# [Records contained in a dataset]

::::::

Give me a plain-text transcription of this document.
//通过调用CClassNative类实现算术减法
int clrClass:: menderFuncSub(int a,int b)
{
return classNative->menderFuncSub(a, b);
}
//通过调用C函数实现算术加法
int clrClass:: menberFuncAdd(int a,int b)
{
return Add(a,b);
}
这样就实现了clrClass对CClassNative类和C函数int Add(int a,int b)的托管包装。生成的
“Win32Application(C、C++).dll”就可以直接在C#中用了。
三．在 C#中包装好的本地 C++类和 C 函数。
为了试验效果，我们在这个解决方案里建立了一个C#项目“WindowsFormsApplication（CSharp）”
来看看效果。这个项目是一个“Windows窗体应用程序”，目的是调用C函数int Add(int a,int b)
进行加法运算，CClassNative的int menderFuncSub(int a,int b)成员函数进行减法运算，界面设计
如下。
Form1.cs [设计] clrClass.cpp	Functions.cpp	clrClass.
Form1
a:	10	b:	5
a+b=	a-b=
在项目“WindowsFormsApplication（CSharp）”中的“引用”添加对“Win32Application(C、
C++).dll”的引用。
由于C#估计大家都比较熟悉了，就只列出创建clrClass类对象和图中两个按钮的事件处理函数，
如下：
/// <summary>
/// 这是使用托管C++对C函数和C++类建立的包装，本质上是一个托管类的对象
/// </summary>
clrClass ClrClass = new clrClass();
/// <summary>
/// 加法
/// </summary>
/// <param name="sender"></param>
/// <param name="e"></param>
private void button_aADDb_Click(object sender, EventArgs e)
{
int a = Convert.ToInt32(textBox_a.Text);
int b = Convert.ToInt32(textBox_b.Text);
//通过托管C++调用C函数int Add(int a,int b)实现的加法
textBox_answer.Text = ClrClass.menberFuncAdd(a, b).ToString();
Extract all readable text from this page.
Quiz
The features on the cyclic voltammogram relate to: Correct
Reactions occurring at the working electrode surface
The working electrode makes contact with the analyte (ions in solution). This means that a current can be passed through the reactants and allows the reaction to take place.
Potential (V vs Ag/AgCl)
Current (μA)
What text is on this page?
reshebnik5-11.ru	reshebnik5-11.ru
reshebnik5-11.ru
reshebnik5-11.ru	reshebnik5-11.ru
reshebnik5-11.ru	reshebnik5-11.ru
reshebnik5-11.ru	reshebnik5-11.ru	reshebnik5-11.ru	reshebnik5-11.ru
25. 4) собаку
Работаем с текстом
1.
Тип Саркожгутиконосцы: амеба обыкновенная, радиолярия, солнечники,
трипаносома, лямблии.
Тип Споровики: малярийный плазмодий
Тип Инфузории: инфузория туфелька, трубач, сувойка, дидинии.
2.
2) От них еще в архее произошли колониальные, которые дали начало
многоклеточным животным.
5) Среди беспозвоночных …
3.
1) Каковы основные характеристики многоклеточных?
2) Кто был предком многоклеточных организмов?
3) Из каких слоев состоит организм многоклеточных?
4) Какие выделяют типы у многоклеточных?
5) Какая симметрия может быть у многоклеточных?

::::::

# [The task]
Each line above that includes "sender" should be shown.

# [Answer to this problem]
/// <param name="sender"></param>
private void button_aADDb_Click(object sender, EventArgs e)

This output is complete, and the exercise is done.